_Aim_. Your reply should be a single number: how many lines contain the string "Paskal".

Entries taken from a collection:

※ ※ ※

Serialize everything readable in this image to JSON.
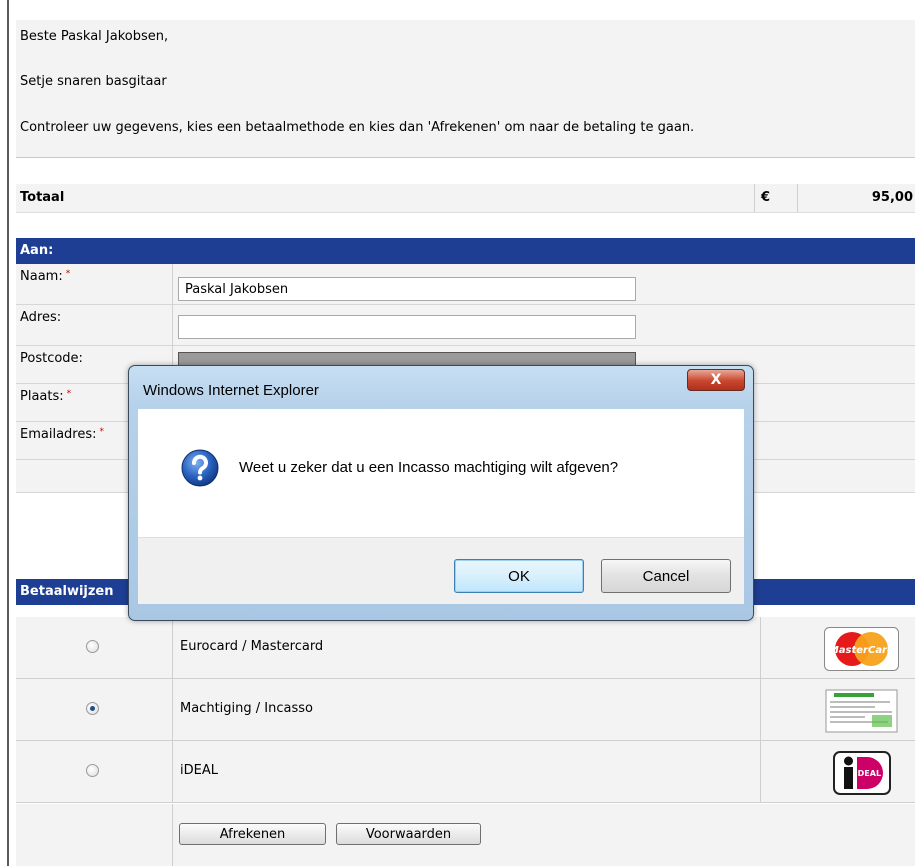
{
  "intro": {
    "greeting": "Beste Paskal Jakobsen,",
    "product": "Setje snaren basgitaar",
    "instruction": "Controleer uw gegevens, kies een betaalmethode en kies dan 'Afrekenen' om naar de betaling te gaan."
  },
  "total": {
    "label": "Totaal",
    "currency": "€",
    "amount": "95,00"
  },
  "to_section": {
    "title": "Aan:",
    "fields": [
      {
        "label": "Naam:",
        "required": true,
        "value": "Paskal Jakobsen"
      },
      {
        "label": "Adres:",
        "required": false,
        "value": ""
      },
      {
        "label": "Postcode:",
        "required": false,
        "value": ""
      },
      {
        "label": "Plaats:",
        "required": true,
        "value": ""
      },
      {
        "label": "Emailadres:",
        "required": true,
        "value": ""
      }
    ],
    "required_marker": "*"
  },
  "payment": {
    "title": "Betaalwijzen",
    "methods": [
      {
        "label": "Eurocard / Mastercard",
        "selected": false,
        "logo": "mastercard-logo",
        "logo_text": "MasterCard"
      },
      {
        "label": "Machtiging / Incasso",
        "selected": true,
        "logo": "incasso-form-logo"
      },
      {
        "label": "iDEAL",
        "selected": false,
        "logo": "ideal-logo",
        "logo_text": "iDEAL"
      }
    ],
    "buttons": {
      "checkout": "Afrekenen",
      "terms": "Voorwaarden"
    }
  },
  "dialog": {
    "title": "Windows Internet Explorer",
    "close_label": "X",
    "icon": "question-icon",
    "message": "Weet u zeker dat u een Incasso machtiging wilt afgeven?",
    "ok": "OK",
    "cancel": "Cancel"
  },
  "colors": {
    "section_header": "#1e3e93",
    "required": "#cc0000",
    "row_background": "#f3f3f3"
  }
}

※ ※ ※

_Solution_. 2